>> begin MATERIAL SHOWN

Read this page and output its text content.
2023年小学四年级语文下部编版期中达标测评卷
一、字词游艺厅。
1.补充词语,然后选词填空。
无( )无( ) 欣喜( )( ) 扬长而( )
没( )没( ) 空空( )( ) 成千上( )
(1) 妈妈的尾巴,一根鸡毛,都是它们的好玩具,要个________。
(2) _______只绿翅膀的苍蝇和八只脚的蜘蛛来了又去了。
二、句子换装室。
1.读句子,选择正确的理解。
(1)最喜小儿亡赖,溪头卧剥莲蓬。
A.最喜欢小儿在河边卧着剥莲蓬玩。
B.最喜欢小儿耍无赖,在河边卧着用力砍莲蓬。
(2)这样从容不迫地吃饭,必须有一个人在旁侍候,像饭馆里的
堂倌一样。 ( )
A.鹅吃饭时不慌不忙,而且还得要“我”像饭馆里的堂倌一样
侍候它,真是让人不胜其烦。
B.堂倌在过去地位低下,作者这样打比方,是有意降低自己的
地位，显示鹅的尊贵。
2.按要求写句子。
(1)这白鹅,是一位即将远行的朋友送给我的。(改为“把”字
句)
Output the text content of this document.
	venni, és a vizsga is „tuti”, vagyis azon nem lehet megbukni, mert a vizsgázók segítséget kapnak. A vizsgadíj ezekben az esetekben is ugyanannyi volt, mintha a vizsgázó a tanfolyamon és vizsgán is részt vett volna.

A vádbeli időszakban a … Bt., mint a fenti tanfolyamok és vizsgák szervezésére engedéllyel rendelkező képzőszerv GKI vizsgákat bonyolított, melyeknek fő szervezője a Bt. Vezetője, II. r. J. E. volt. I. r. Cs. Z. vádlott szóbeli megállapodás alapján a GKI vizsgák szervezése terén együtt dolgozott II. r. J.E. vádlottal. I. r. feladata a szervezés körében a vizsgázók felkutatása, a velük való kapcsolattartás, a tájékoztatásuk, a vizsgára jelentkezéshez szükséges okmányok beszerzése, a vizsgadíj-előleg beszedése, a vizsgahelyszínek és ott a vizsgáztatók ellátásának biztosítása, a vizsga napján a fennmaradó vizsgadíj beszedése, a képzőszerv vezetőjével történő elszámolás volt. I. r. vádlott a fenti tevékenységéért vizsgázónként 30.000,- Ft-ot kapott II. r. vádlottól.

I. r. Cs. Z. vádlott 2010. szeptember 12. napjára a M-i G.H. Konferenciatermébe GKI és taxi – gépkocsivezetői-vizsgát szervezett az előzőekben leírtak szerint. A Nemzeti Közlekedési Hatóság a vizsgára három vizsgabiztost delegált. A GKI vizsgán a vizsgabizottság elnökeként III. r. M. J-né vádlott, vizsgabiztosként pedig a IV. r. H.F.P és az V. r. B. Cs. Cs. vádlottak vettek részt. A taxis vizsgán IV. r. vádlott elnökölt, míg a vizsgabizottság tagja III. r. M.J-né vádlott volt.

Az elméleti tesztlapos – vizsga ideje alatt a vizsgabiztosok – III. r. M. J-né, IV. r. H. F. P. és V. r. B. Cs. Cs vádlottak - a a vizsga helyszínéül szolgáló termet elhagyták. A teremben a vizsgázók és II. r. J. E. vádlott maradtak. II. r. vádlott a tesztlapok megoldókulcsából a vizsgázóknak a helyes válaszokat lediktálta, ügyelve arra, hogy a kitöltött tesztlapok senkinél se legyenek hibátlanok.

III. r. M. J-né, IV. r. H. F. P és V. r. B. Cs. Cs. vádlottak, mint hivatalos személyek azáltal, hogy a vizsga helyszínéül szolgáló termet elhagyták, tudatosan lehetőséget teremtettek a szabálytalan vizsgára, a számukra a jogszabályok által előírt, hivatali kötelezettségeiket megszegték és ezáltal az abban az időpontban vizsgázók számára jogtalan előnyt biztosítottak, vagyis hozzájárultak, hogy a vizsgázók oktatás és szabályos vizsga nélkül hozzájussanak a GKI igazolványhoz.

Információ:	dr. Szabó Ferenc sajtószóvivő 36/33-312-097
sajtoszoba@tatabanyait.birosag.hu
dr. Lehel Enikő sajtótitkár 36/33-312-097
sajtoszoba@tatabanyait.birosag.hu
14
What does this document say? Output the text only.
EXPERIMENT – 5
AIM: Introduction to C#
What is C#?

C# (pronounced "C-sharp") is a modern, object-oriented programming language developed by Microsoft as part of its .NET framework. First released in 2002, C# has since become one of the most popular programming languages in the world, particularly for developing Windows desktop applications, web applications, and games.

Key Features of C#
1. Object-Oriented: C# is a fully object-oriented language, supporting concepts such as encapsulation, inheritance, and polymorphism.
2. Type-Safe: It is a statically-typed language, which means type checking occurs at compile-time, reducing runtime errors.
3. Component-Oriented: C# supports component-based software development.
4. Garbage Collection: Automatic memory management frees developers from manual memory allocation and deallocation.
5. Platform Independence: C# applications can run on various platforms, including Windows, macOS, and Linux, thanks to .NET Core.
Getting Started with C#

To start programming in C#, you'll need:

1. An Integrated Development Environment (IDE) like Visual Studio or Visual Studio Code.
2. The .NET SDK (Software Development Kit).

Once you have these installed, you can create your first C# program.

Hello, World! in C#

>> end MATERIAL SHOWN

Return the lines above exactly, keeping every word.

WORKED ANSWER ▸
Read this page and output its text content.
2023年小学四年级语文下部编版期中达标测评卷
一、字词游艺厅。
1.补充词语,然后选词填空。
无( )无( ) 欣喜( )( ) 扬长而( )
没( )没( ) 空空( )( ) 成千上( )
(1) 妈妈的尾巴,一根鸡毛,都是它们的好玩具,要个________。
(2) _______只绿翅膀的苍蝇和八只脚的蜘蛛来了又去了。
二、句子换装室。
1.读句子,选择正确的理解。
(1)最喜小儿亡赖,溪头卧剥莲蓬。
A.最喜欢小儿在河边卧着剥莲蓬玩。
B.最喜欢小儿耍无赖,在河边卧着用力砍莲蓬。
(2)这样从容不迫地吃饭,必须有一个人在旁侍候,像饭馆里的
堂倌一样。 ( )
A.鹅吃饭时不慌不忙,而且还得要“我”像饭馆里的堂倌一样
侍候它,真是让人不胜其烦。
B.堂倌在过去地位低下,作者这样打比方,是有意降低自己的
地位，显示鹅的尊贵。
2.按要求写句子。
(1)这白鹅,是一位即将远行的朋友送给我的。(改为“把”字
句)
Output the text content of this document.
	venni, és a vizsga is „tuti”, vagyis azon nem lehet megbukni, mert a vizsgázók segítséget kapnak. A vizsgadíj ezekben az esetekben is ugyanannyi volt, mintha a vizsgázó a tanfolyamon és vizsgán is részt vett volna.

A vádbeli időszakban a … Bt., mint a fenti tanfolyamok és vizsgák szervezésére engedéllyel rendelkező képzőszerv GKI vizsgákat bonyolított, melyeknek fő szervezője a Bt. Vezetője, II. r. J. E. volt. I. r. Cs. Z. vádlott szóbeli megállapodás alapján a GKI vizsgák szervezése terén együtt dolgozott II. r. J.E. vádlottal. I. r. feladata a szervezés körében a vizsgázók felkutatása, a velük való kapcsolattartás, a tájékoztatásuk, a vizsgára jelentkezéshez szükséges okmányok beszerzése, a vizsgadíj-előleg beszedése, a vizsgahelyszínek és ott a vizsgáztatók ellátásának biztosítása, a vizsga napján a fennmaradó vizsgadíj beszedése, a képzőszerv vezetőjével történő elszámolás volt. I. r. vádlott a fenti tevékenységéért vizsgázónként 30.000,- Ft-ot kapott II. r. vádlottól.

I. r. Cs. Z. vádlott 2010. szeptember 12. napjára a M-i G.H. Konferenciatermébe GKI és taxi – gépkocsivezetői-vizsgát szervezett az előzőekben leírtak szerint. A Nemzeti Közlekedési Hatóság a vizsgára három vizsgabiztost delegált. A GKI vizsgán a vizsgabizottság elnökeként III. r. M. J-né vádlott, vizsgabiztosként pedig a IV. r. H.F.P és az V. r. B. Cs. Cs. vádlottak vettek részt. A taxis vizsgán IV. r. vádlott elnökölt, míg a vizsgabizottság tagja III. r. M.J-né vádlott volt.

Az elméleti tesztlapos – vizsga ideje alatt a vizsgabiztosok – III. r. M. J-né, IV. r. H. F. P. és V. r. B. Cs. Cs vádlottak - a a vizsga helyszínéül szolgáló termet elhagyták. A teremben a vizsgázók és II. r. J. E. vádlott maradtak. II. r. vádlott a tesztlapok megoldókulcsából a vizsgázóknak a helyes válaszokat lediktálta, ügyelve arra, hogy a kitöltött tesztlapok senkinél se legyenek hibátlanok.

III. r. M. J-né, IV. r. H. F. P és V. r. B. Cs. Cs. vádlottak, mint hivatalos személyek azáltal, hogy a vizsga helyszínéül szolgáló termet elhagyták, tudatosan lehetőséget teremtettek a szabálytalan vizsgára, a számukra a jogszabályok által előírt, hivatali kötelezettségeiket megszegték és ezáltal az abban az időpontban vizsgázók számára jogtalan előnyt biztosítottak, vagyis hozzájárultak, hogy a vizsgázók oktatás és szabályos vizsga nélkül hozzájussanak a GKI igazolványhoz.

Információ:	dr. Szabó Ferenc sajtószóvivő 36/33-312-097
sajtoszoba@tatabanyait.birosag.hu
dr. Lehel Enikő sajtótitkár 36/33-312-097
sajtoszoba@tatabanyait.birosag.hu
14
What does this document say? Output the text only.
EXPERIMENT – 5
AIM: Introduction to C#
What is C#?

C# (pronounced "C-sharp") is a modern, object-oriented programming language developed by Microsoft as part of its .NET framework. First released in 2002, C# has since become one of the most popular programming languages in the world, particularly for developing Windows desktop applications, web applications, and games.

Key Features of C#
1. Object-Oriented: C# is a fully object-oriented language, supporting concepts such as encapsulation, inheritance, and polymorphism.
2. Type-Safe: It is a statically-typed language, which means type checking occurs at compile-time, reducing runtime errors.
3. Component-Oriented: C# supports component-based software development.
4. Garbage Collection: Automatic memory management frees developers from manual memory allocation and deallocation.
5. Platform Independence: C# applications can run on various platforms, including Windows, macOS, and Linux, thanks to .NET Core.
Getting Started with C#

To start programming in C#, you'll need:

1. An Integrated Development Environment (IDE) like Visual Studio or Visual Studio Code.
2. The .NET SDK (Software Development Kit).

Once you have these installed, you can create your first C# program.

Hello, World! in C#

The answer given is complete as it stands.